### WORK REQUIRED
Repeat, without any change, the entries presented below.

### DATA FOR PROCESSING
(begin)
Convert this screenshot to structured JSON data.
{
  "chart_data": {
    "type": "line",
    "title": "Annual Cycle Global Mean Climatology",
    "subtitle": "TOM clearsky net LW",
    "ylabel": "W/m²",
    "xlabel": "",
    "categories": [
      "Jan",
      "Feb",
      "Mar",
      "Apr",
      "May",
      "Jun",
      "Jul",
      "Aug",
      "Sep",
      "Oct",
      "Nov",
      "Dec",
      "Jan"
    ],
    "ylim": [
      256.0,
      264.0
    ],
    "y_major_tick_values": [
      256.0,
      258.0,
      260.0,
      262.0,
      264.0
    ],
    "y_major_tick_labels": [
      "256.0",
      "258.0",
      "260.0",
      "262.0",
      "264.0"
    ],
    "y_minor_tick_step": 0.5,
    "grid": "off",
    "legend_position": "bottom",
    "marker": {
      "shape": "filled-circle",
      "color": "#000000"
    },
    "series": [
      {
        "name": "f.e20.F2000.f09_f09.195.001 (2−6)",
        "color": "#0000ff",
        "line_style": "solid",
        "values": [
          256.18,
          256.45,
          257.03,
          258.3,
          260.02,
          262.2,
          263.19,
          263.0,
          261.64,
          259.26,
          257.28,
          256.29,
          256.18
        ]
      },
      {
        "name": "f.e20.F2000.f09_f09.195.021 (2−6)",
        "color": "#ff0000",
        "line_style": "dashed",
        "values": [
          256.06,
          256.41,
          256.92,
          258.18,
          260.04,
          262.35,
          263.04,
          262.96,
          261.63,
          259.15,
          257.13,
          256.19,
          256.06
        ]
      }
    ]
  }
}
(end)
### RESPONSE TO THE EXERCISE
Convert this screenshot to structured JSON data.
{
  "chart_data": {
    "type": "line",
    "title": "Annual Cycle Global Mean Climatology",
    "subtitle": "TOM clearsky net LW",
    "ylabel": "W/m²",
    "xlabel": "",
    "categories": [
      "Jan",
      "Feb",
      "Mar",
      "Apr",
      "May",
      "Jun",
      "Jul",
      "Aug",
      "Sep",
      "Oct",
      "Nov",
      "Dec",
      "Jan"
    ],
    "ylim": [
      256.0,
      264.0
    ],
    "y_major_tick_values": [
      256.0,
      258.0,
      260.0,
      262.0,
      264.0
    ],
    "y_major_tick_labels": [
      "256.0",
      "258.0",
      "260.0",
      "262.0",
      "264.0"
    ],
    "y_minor_tick_step": 0.5,
    "grid": "off",
    "legend_position": "bottom",
    "marker": {
      "shape": "filled-circle",
      "color": "#000000"
    },
    "series": [
      {
        "name": "f.e20.F2000.f09_f09.195.001 (2−6)",
        "color": "#0000ff",
        "line_style": "solid",
        "values": [
          256.18,
          256.45,
          257.03,
          258.3,
          260.02,
          262.2,
          263.19,
          263.0,
          261.64,
          259.26,
          257.28,
          256.29,
          256.18
        ]
      },
      {
        "name": "f.e20.F2000.f09_f09.195.021 (2−6)",
        "color": "#ff0000",
        "line_style": "dashed",
        "values": [
          256.06,
          256.41,
          256.92,
          258.18,
          260.04,
          262.35,
          263.04,
          262.96,
          261.63,
          259.15,
          257.13,
          256.19,
          256.06
        ]
      }
    ]
  }
}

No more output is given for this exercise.